WORK INSTRUCTIONS: Find each line with the word "measures" and copy it.

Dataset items

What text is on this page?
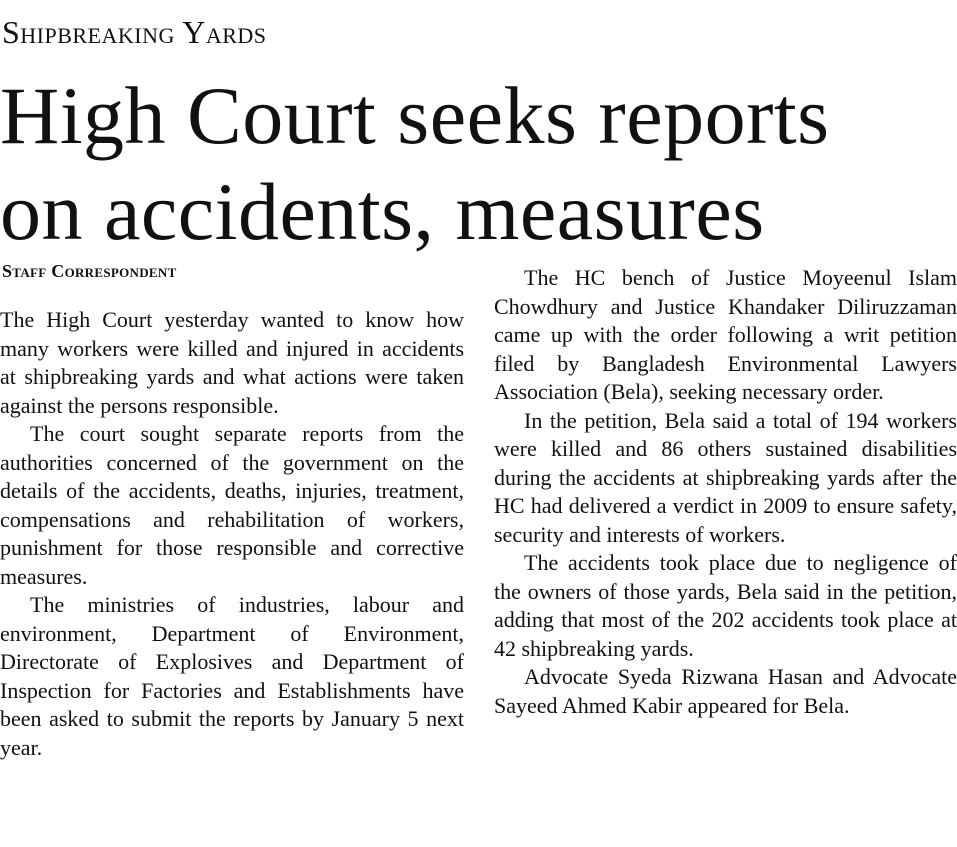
Shipbreaking Yards
High Court seeks reports
on accidents, measures
Staff Correspondent

The High Court yesterday wanted to know how many workers were killed and injured in accidents at shipbreaking yards and what actions were taken against the persons responsible.

The court sought separate reports from the authorities concerned of the government on the details of the accidents, deaths, injuries, treatment, compensations and rehabilitation of workers, punishment for those responsible and corrective measures.

The ministries of industries, labour and environment, Department of Environment, Directorate of Explosives and Department of Inspection for Factories and Establishments have been asked to submit the reports by January 5 next year.

The HC bench of Justice Moyeenul Islam Chowdhury and Justice Khandaker Diliruzzaman came up with the order following a writ petition filed by Bangladesh Environmental Lawyers Association (Bela), seeking necessary order.

In the petition, Bela said a total of 194 workers were killed and 86 others sustained disabilities during the accidents at shipbreaking yards after the HC had delivered a verdict in 2009 to ensure safety, security and interests of workers.

The accidents took place due to negligence of the owners of those yards, Bela said in the petition, adding that most of the 202 accidents took place at 42 shipbreaking yards.

Advocate Syeda Rizwana Hasan and Advocate Sayeed Ahmed Kabir appeared for Bela.
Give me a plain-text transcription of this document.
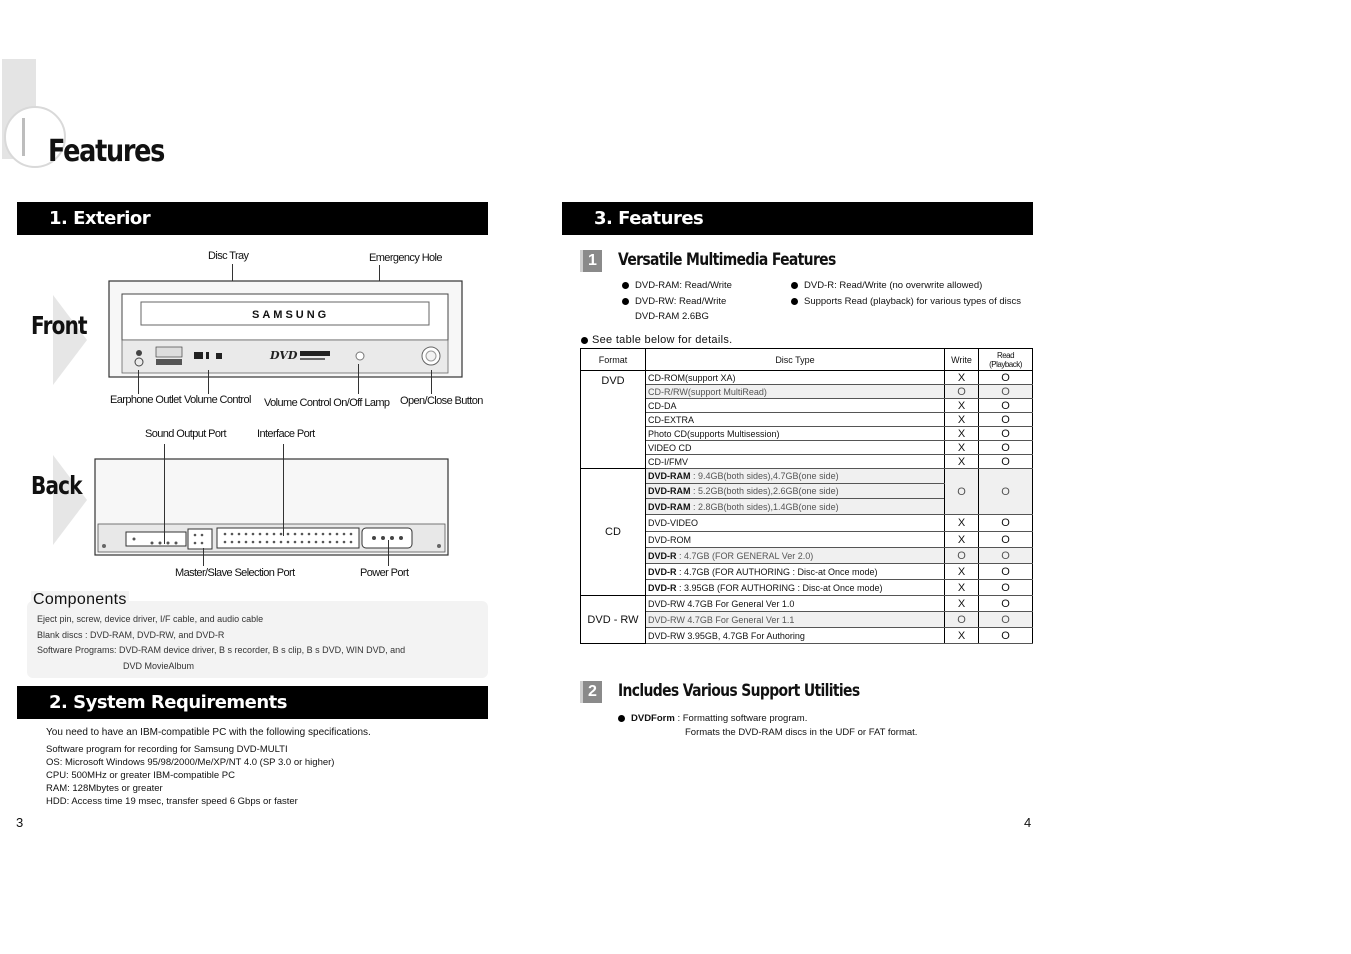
Features
1. Exterior
Front
Disc Tray	Emergency Hole
DVD
SAMSUNG
Earphone Outlet Volume Control Volume Control On/Off Lamp Open/Close Button
Back
Sound Output Port	Interface Port
Master/Slave Selection Port	Power Port
Components
Eject pin, screw, device driver, I/F cable, and audio cable
Blank discs : DVD-RAM, DVD-RW, and DVD-R
Software Programs: DVD-RAM device driver, B s recorder, B s clip, B s DVD, WIN DVD, and
DVD MovieAlbum
2. System Requirements
You need to have an IBM-compatible PC with the following specifications.
Software program for recording for Samsung DVD-MULTI
OS: Microsoft Windows 95/98/2000/Me/XP/NT 4.0 (SP 3.0 or higher)
CPU: 500MHz or greater IBM-compatible PC
RAM: 128Mbytes or greater
HDD: Access time 19 msec, transfer speed 6 Gbps or faster
3
3. Features
1 Versatile Multimedia Features
DVD-RAM: Read/Write
DVD-RW: Read/Write
DVD-RAM 2.6BG
DVD-R: Read/Write (no overwrite allowed)
Supports Read (playback) for various types of discs
See table below for details.
Format	Disc Type	Write	Read
(Playback)
DVD	CD-ROM(support XA)	X	O
	CD-R/RW(support MultiRead)	O	O
	CD-DA	X	O
	CD-EXTRA	X	O
	Photo CD(supports Multisession)	X	O
	VIDEO CD	X	O
	CD-I/FMV	X	O
CD	DVD-RAM : 9.4GB(both sides),4.7GB(one side)	O	O
	DVD-RAM : 5.2GB(both sides),2.6GB(one side)		
	DVD-RAM : 2.8GB(both sides),1.4GB(one side)		
	DVD-VIDEO	X	O
	DVD-ROM	X	O
	DVD-R : 4.7GB (FOR GENERAL Ver 2.0)	O	O
	DVD-R : 4.7GB (FOR AUTHORING : Disc-at Once mode)	X	O
	DVD-R : 3.95GB (FOR AUTHORING : Disc-at Once mode)	X	O
DVD - RW	DVD-RW 4.7GB For General Ver 1.0	X	O
	DVD-RW 4.7GB For General Ver 1.1	O	O
	DVD-RW 3.95GB, 4.7GB For Authoring	X	O
2 Includes Various Support Utilities
DVDForm : Formatting software program.
Formats the DVD-RAM discs in the UDF or FAT format.
4
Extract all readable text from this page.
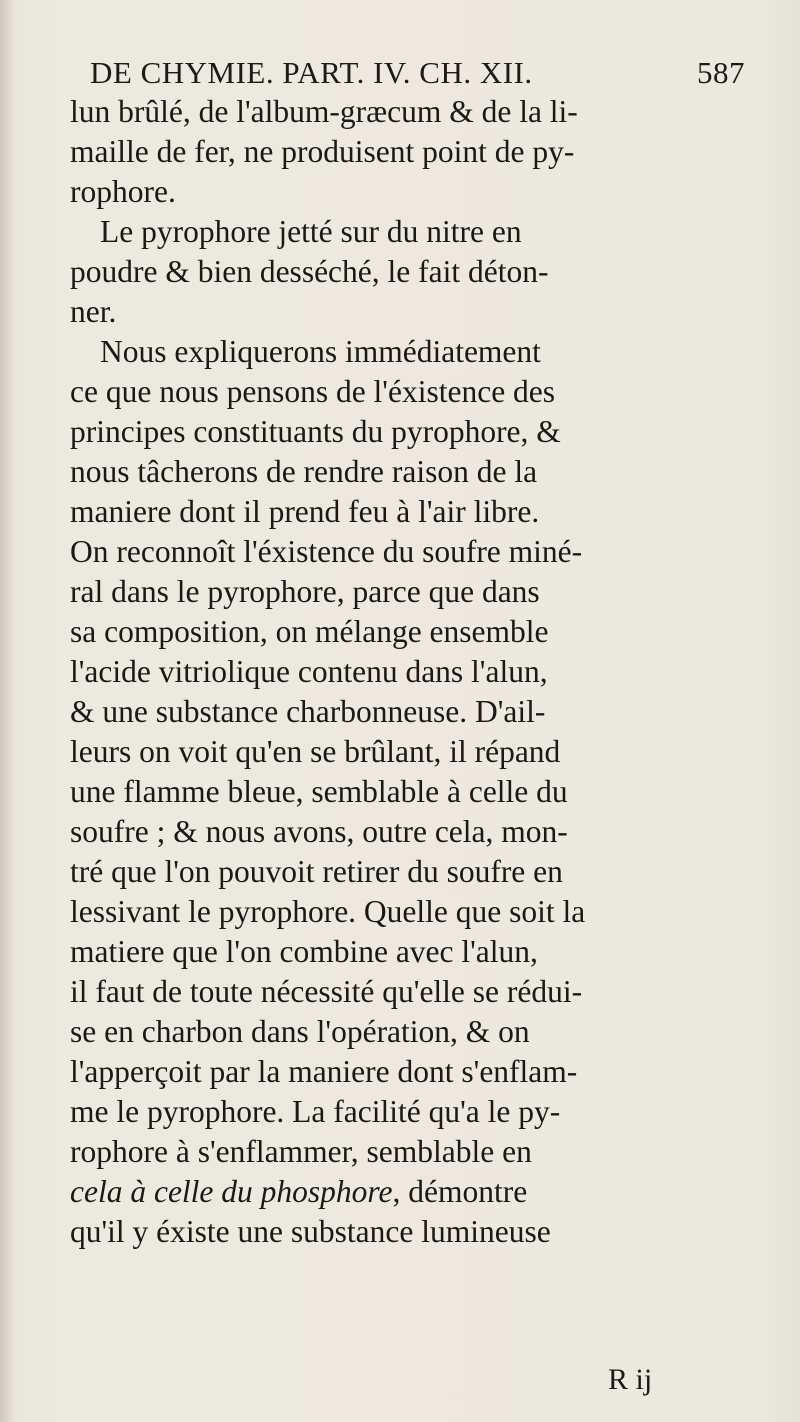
DE CHYMIE. PART. IV. CH. XII.	587
lun brûlé, de l'album-græcum & de la li-
maille de fer, ne produisent point de py-
rophore.
Le pyrophore jetté sur du nitre en
poudre & bien desséché, le fait déton-
ner.
Nous expliquerons immédiatement
ce que nous pensons de l'éxistence des
principes constituants du pyrophore, &
nous tâcherons de rendre raison de la
maniere dont il prend feu à l'air libre.
On reconnoît l'éxistence du soufre miné-
ral dans le pyrophore, parce que dans
sa composition, on mélange ensemble
l'acide vitriolique contenu dans l'alun,
& une substance charbonneuse. D'ail-
leurs on voit qu'en se brûlant, il répand
une flamme bleue, semblable à celle du
soufre ; & nous avons, outre cela, mon-
tré que l'on pouvoit retirer du soufre en
lessivant le pyrophore. Quelle que soit la
matiere que l'on combine avec l'alun,
il faut de toute nécessité qu'elle se rédui-
se en charbon dans l'opération, & on
l'apperçoit par la maniere dont s'enflam-
me le pyrophore. La facilité qu'a le py-
rophore à s'enflammer, semblable en
cela à celle du phosphore, démontre
qu'il y éxiste une substance lumineuse
R ij
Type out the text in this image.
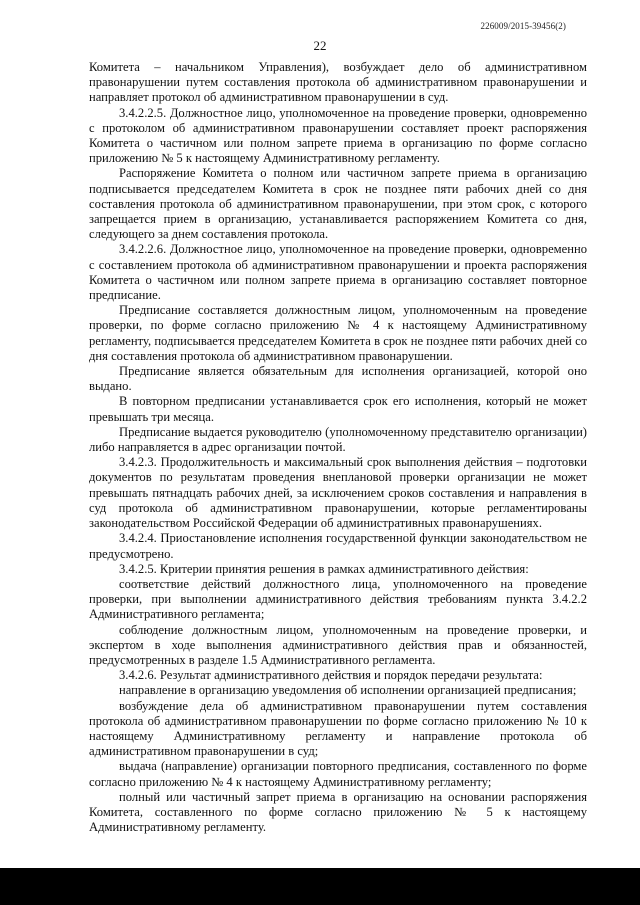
226009/2015-39456(2)
22

Комитета – начальником Управления), возбуждает дело об административном правонарушении путем составления протокола об административном правонарушении и направляет протокол об административном правонарушении в суд.

3.4.2.2.5. Должностное лицо, уполномоченное на проведение проверки, одновременно с протоколом об административном правонарушении составляет проект распоряжения Комитета о частичном или полном запрете приема в организацию по форме согласно приложению № 5 к настоящему Административному регламенту.

Распоряжение Комитета о полном или частичном запрете приема в организацию подписывается председателем Комитета в срок не позднее пяти рабочих дней со дня составления протокола об административном правонарушении, при этом срок, с которого запрещается прием в организацию, устанавливается распоряжением Комитета со дня, следующего за днем составления протокола.

3.4.2.2.6. Должностное лицо, уполномоченное на проведение проверки, одновременно с составлением протокола об административном правонарушении и проекта распоряжения Комитета о частичном или полном запрете приема в организацию составляет повторное предписание.

Предписание составляется должностным лицом, уполномоченным на проведение проверки, по форме согласно приложению № 4 к настоящему Административному регламенту, подписывается председателем Комитета в срок не позднее пяти рабочих дней со дня составления протокола об административном правонарушении.

Предписание является обязательным для исполнения организацией, которой оно выдано.

В повторном предписании устанавливается срок его исполнения, который не может превышать три месяца.

Предписание выдается руководителю (уполномоченному представителю организации) либо направляется в адрес организации почтой.

3.4.2.3. Продолжительность и максимальный срок выполнения действия – подготовки документов по результатам проведения внеплановой проверки организации не может превышать пятнадцать рабочих дней, за исключением сроков составления и направления в суд протокола об административном правонарушении, которые регламентированы законодательством Российской Федерации об административных правонарушениях.

3.4.2.4. Приостановление исполнения государственной функции законодательством не предусмотрено.

3.4.2.5. Критерии принятия решения в рамках административного действия:

соответствие действий должностного лица, уполномоченного на проведение проверки, при выполнении административного действия требованиям пункта 3.4.2.2 Административного регламента;

соблюдение должностным лицом, уполномоченным на проведение проверки, и экспертом в ходе выполнения административного действия прав и обязанностей, предусмотренных в разделе 1.5 Административного регламента.

3.4.2.6. Результат административного действия и порядок передачи результата:

направление в организацию уведомления об исполнении организацией предписания;

возбуждение дела об административном правонарушении путем составления протокола об административном правонарушении по форме согласно приложению № 10 к настоящему Административному регламенту и направление протокола об административном правонарушении в суд;

выдача (направление) организации повторного предписания, составленного по форме согласно приложению № 4 к настоящему Административному регламенту;

полный или частичный запрет приема в организацию на основании распоряжения Комитета, составленного по форме согласно приложению № 5 к настоящему Административному регламенту.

WRITTEN ANSWER:
on accidents, measures
The court sought separate reports from the authorities concerned of the government on the details of the accidents, deaths, injuries, treatment, compensations and rehabilitation of workers, punishment for those responsible and corrective measures.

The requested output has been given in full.